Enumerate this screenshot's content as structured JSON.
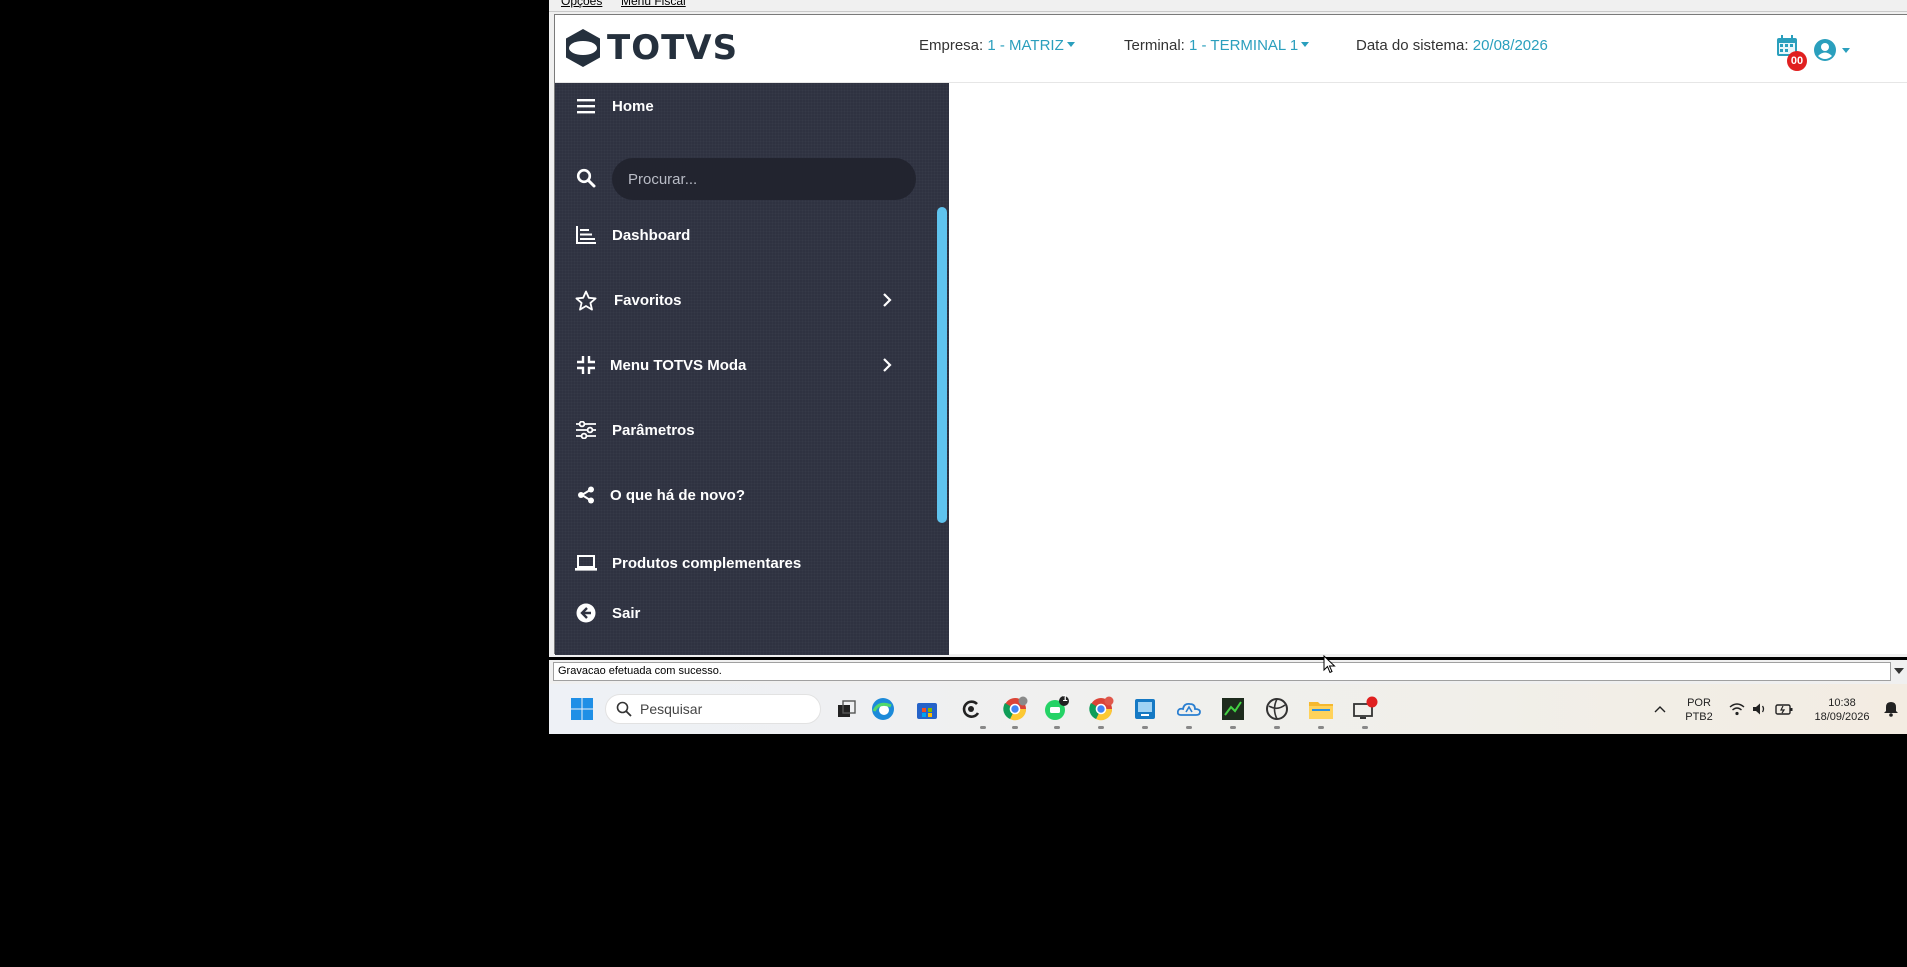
{
  "legacy_menu": {
    "item1": "Opções",
    "item2": "Menu Fiscal"
  },
  "header": {
    "logo_text": "TOTVS",
    "empresa_label": "Empresa:",
    "empresa_value": "1 - MATRIZ",
    "terminal_label": "Terminal:",
    "terminal_value": "1 - TERMINAL 1",
    "data_label": "Data do sistema:",
    "data_value": "20/08/2026",
    "notification_count": "00",
    "accent_color": "#2a9fbd"
  },
  "sidebar": {
    "home": "Home",
    "search_placeholder": "Procurar...",
    "items": [
      {
        "label": "Dashboard",
        "icon": "bar-chart-icon",
        "has_submenu": false
      },
      {
        "label": "Favoritos",
        "icon": "star-icon",
        "has_submenu": true
      },
      {
        "label": "Menu TOTVS Moda",
        "icon": "compress-icon",
        "has_submenu": true
      },
      {
        "label": "Parâmetros",
        "icon": "sliders-icon",
        "has_submenu": false
      },
      {
        "label": "O que há de novo?",
        "icon": "share-icon",
        "has_submenu": false
      },
      {
        "label": "Produtos complementares",
        "icon": "laptop-icon",
        "has_submenu": false
      },
      {
        "label": "Sair",
        "icon": "arrow-left-circle-icon",
        "has_submenu": false
      }
    ],
    "bg_color": "#2f3241",
    "scrollbar_color": "#5fc3ee"
  },
  "status_bar": {
    "message": "Gravacao efetuada com sucesso."
  },
  "taskbar": {
    "search_placeholder": "Pesquisar",
    "whatsapp_badge": "1",
    "language": "POR",
    "layout": "PTB2",
    "time": "10:38",
    "date": "18/09/2026"
  }
}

* * *

Your instructions: Repeat all of the records verbatim, leaving out the pictures.

Solved exercise:
Enumerate this screenshot's content as structured JSON.
{
  "legacy_menu": {
    "item1": "Opções",
    "item2": "Menu Fiscal"
  },
  "header": {
    "logo_text": "TOTVS",
    "empresa_label": "Empresa:",
    "empresa_value": "1 - MATRIZ",
    "terminal_label": "Terminal:",
    "terminal_value": "1 - TERMINAL 1",
    "data_label": "Data do sistema:",
    "data_value": "20/08/2026",
    "notification_count": "00",
    "accent_color": "#2a9fbd"
  },
  "sidebar": {
    "home": "Home",
    "search_placeholder": "Procurar...",
    "items": [
      {
        "label": "Dashboard",
        "icon": "bar-chart-icon",
        "has_submenu": false
      },
      {
        "label": "Favoritos",
        "icon": "star-icon",
        "has_submenu": true
      },
      {
        "label": "Menu TOTVS Moda",
        "icon": "compress-icon",
        "has_submenu": true
      },
      {
        "label": "Parâmetros",
        "icon": "sliders-icon",
        "has_submenu": false
      },
      {
        "label": "O que há de novo?",
        "icon": "share-icon",
        "has_submenu": false
      },
      {
        "label": "Produtos complementares",
        "icon": "laptop-icon",
        "has_submenu": false
      },
      {
        "label": "Sair",
        "icon": "arrow-left-circle-icon",
        "has_submenu": false
      }
    ],
    "bg_color": "#2f3241",
    "scrollbar_color": "#5fc3ee"
  },
  "status_bar": {
    "message": "Gravacao efetuada com sucesso."
  },
  "taskbar": {
    "search_placeholder": "Pesquisar",
    "whatsapp_badge": "1",
    "language": "POR",
    "layout": "PTB2",
    "time": "10:38",
    "date": "18/09/2026"
  }
}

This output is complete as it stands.